→ Data entries
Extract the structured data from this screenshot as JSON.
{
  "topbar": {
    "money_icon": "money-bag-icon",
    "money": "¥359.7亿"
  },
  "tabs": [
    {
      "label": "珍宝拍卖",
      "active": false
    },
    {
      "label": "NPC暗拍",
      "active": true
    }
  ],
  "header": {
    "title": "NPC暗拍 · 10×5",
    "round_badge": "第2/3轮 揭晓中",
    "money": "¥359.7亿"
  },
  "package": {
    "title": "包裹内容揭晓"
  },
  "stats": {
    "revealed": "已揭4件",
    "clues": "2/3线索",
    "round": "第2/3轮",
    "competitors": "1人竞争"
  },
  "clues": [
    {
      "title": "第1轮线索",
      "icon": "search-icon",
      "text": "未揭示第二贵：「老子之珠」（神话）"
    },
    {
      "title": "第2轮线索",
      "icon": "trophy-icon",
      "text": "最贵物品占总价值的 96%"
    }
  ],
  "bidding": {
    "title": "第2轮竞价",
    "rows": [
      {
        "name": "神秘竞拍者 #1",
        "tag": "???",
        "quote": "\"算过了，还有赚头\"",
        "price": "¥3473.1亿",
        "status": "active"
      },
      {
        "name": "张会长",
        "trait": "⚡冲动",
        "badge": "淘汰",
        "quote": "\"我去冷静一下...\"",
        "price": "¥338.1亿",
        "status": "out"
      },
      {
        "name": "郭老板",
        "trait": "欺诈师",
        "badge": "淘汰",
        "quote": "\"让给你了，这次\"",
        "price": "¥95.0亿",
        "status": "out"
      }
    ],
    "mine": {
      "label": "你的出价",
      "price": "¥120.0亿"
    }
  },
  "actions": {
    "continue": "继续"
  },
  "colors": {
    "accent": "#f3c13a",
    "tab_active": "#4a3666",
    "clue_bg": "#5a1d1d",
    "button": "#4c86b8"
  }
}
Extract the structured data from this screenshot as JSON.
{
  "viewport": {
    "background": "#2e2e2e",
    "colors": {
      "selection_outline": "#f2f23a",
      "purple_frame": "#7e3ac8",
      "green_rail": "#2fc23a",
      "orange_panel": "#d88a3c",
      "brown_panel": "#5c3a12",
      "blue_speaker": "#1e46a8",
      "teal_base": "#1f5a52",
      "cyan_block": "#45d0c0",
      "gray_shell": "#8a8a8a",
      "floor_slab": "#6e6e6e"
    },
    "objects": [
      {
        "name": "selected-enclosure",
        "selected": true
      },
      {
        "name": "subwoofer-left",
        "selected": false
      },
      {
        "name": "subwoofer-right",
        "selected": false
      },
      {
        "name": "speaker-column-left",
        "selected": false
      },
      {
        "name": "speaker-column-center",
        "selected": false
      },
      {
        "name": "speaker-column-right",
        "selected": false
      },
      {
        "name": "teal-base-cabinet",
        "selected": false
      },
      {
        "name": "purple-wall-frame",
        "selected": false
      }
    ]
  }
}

→ What the task asks
Please list every line of the records that contains "column".

→ Result of the task
        "name": "speaker-column-left",
        "name": "speaker-column-center",
        "name": "speaker-column-right",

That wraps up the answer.